[start of Supplied material]

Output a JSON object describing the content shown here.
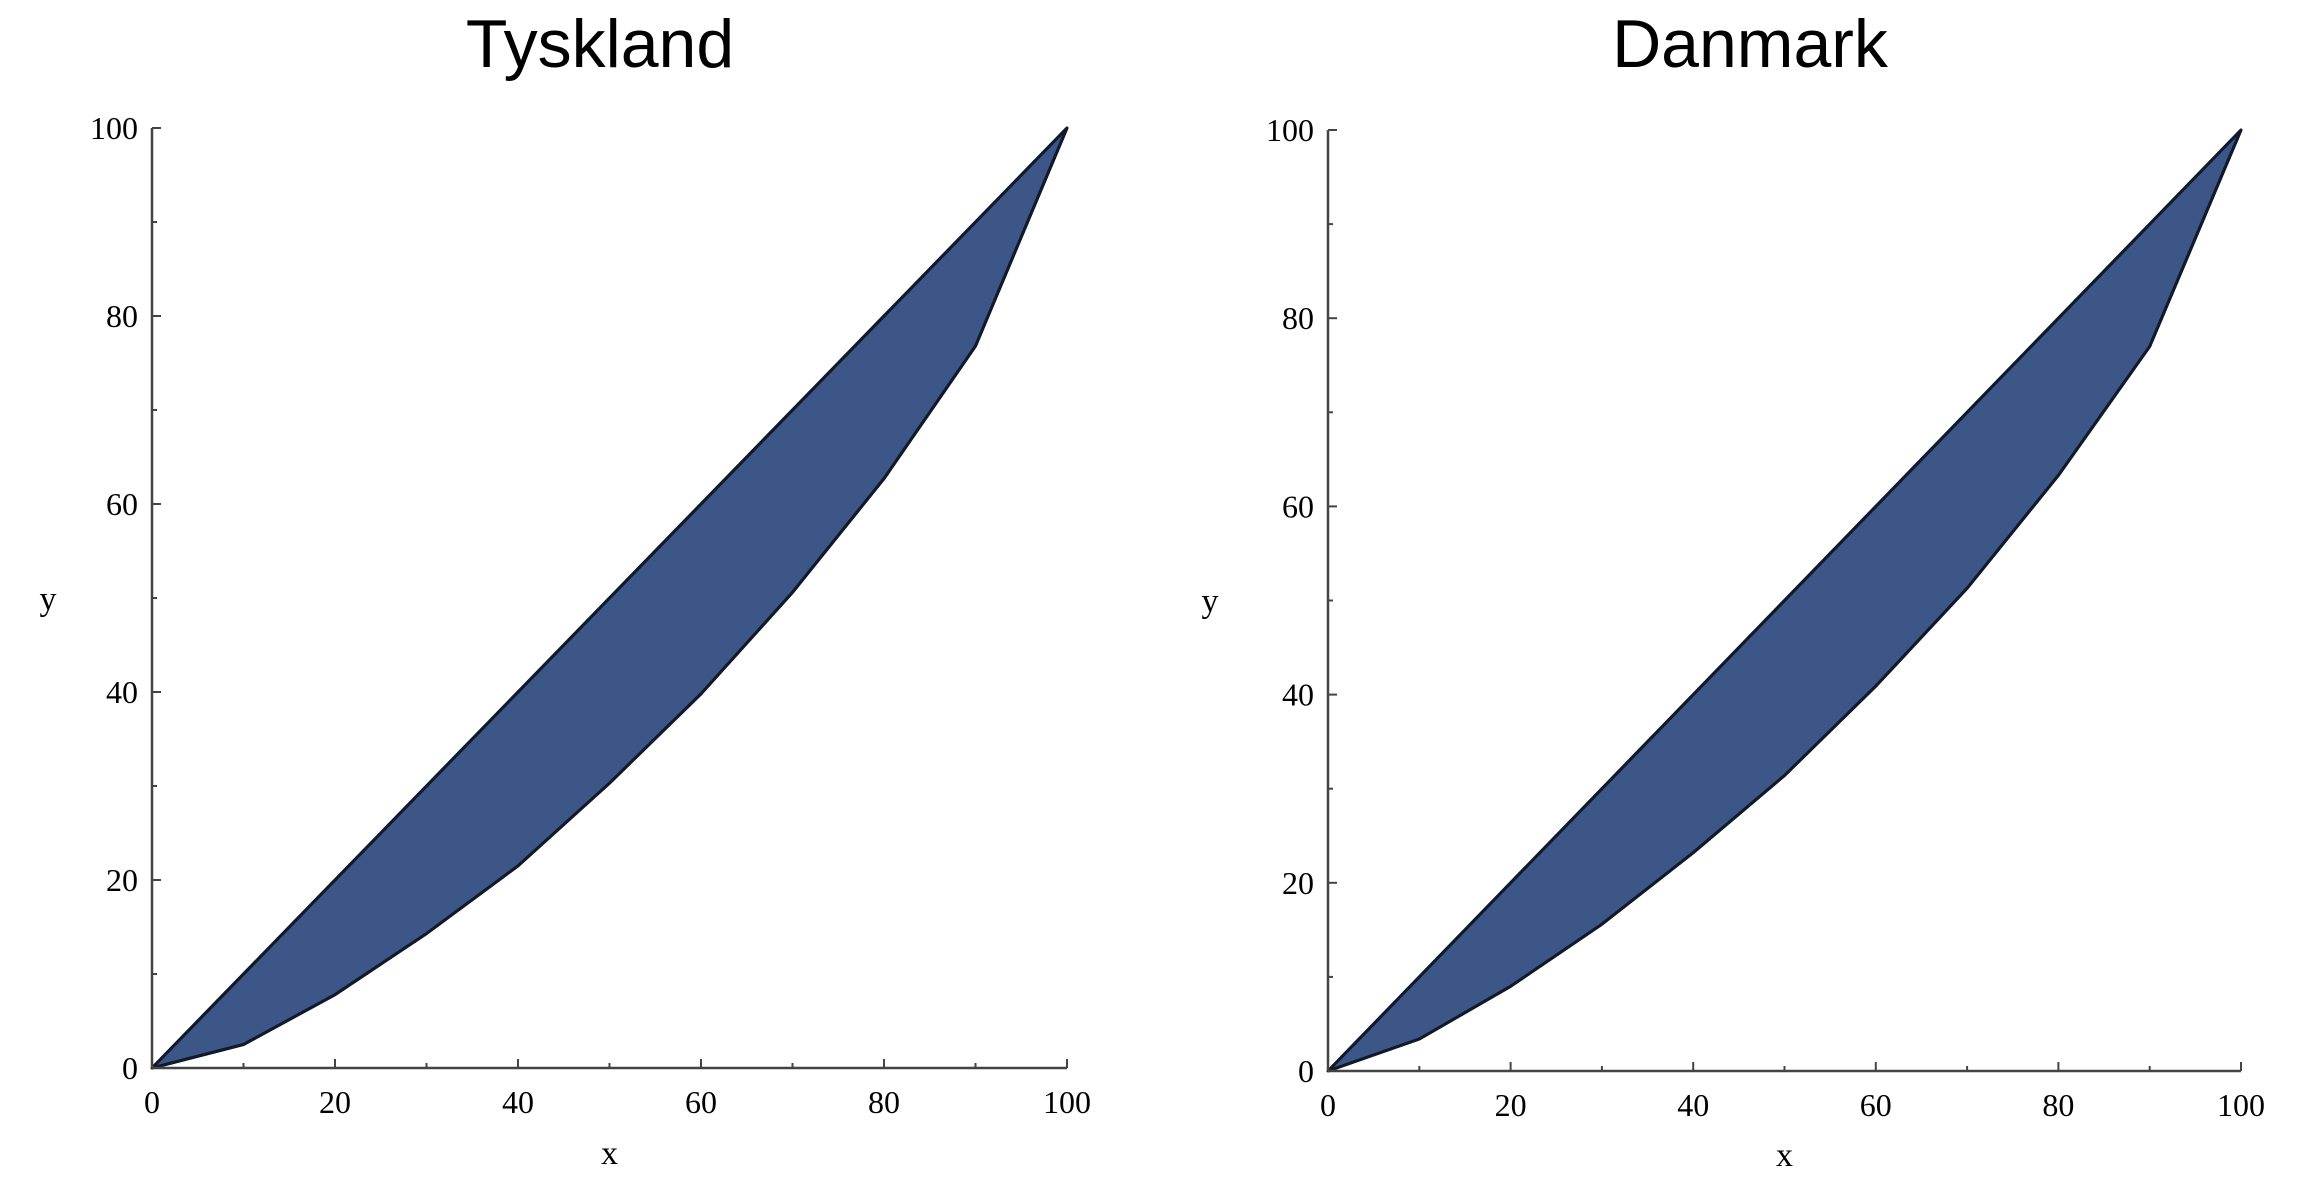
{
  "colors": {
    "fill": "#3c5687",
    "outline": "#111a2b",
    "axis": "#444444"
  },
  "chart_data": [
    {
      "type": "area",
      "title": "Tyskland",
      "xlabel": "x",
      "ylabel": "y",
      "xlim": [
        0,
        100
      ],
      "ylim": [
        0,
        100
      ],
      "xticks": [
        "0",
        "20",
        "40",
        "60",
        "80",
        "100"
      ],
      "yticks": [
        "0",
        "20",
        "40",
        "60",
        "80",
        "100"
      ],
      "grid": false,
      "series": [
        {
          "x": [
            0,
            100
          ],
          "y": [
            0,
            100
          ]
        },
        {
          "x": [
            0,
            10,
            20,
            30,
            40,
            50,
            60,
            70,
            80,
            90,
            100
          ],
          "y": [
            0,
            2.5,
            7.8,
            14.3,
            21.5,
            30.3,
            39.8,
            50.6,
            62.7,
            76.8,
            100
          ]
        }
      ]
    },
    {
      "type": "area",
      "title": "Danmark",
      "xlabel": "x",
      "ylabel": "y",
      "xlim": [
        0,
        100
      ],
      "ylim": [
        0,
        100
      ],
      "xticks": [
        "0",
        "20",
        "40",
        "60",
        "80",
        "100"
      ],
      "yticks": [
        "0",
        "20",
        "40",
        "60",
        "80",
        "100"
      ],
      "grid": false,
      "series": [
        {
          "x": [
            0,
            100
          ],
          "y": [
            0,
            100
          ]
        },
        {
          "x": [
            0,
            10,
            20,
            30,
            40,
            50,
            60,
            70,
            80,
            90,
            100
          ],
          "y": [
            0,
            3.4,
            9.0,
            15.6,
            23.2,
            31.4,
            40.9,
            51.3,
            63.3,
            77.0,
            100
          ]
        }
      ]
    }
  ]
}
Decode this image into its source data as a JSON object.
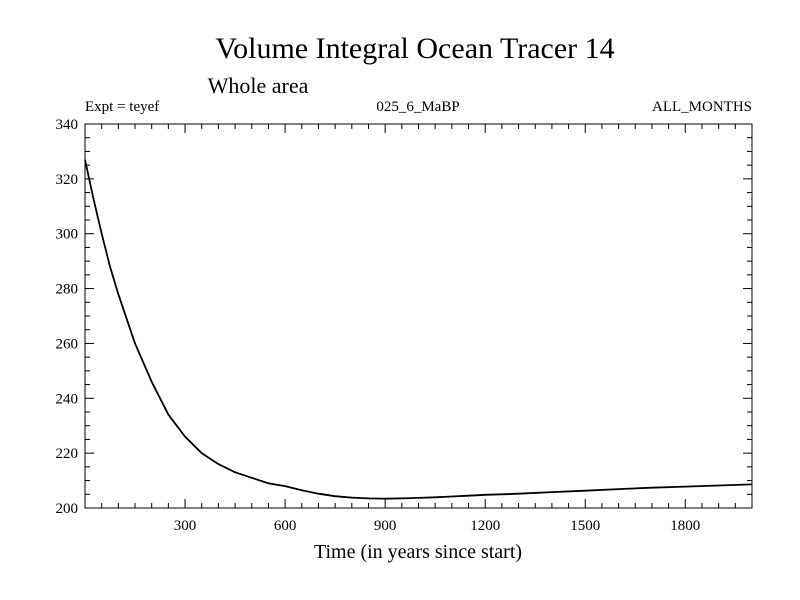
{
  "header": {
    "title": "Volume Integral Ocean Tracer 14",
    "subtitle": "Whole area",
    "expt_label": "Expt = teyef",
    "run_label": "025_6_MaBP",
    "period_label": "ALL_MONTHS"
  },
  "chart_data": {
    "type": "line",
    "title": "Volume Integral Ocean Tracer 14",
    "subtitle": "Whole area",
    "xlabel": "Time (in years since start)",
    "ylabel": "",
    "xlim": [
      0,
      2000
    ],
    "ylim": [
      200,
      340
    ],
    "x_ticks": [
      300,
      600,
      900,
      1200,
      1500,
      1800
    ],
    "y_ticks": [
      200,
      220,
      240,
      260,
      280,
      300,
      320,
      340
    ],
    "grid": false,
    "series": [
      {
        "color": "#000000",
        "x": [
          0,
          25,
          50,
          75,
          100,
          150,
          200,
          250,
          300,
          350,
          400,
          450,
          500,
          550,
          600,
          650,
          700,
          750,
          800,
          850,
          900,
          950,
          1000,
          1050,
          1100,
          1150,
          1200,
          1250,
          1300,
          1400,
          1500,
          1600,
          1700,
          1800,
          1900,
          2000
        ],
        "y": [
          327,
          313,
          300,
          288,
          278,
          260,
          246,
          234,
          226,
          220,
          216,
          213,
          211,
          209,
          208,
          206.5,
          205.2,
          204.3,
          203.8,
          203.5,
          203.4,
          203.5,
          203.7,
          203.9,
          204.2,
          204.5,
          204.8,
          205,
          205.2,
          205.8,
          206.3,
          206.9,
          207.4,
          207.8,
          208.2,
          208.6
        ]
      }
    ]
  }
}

[end of Supplied material]

Show every line where the string "object" appears.

Output a JSON object describing the content shown here.
Decode this image into its source data as a JSON object.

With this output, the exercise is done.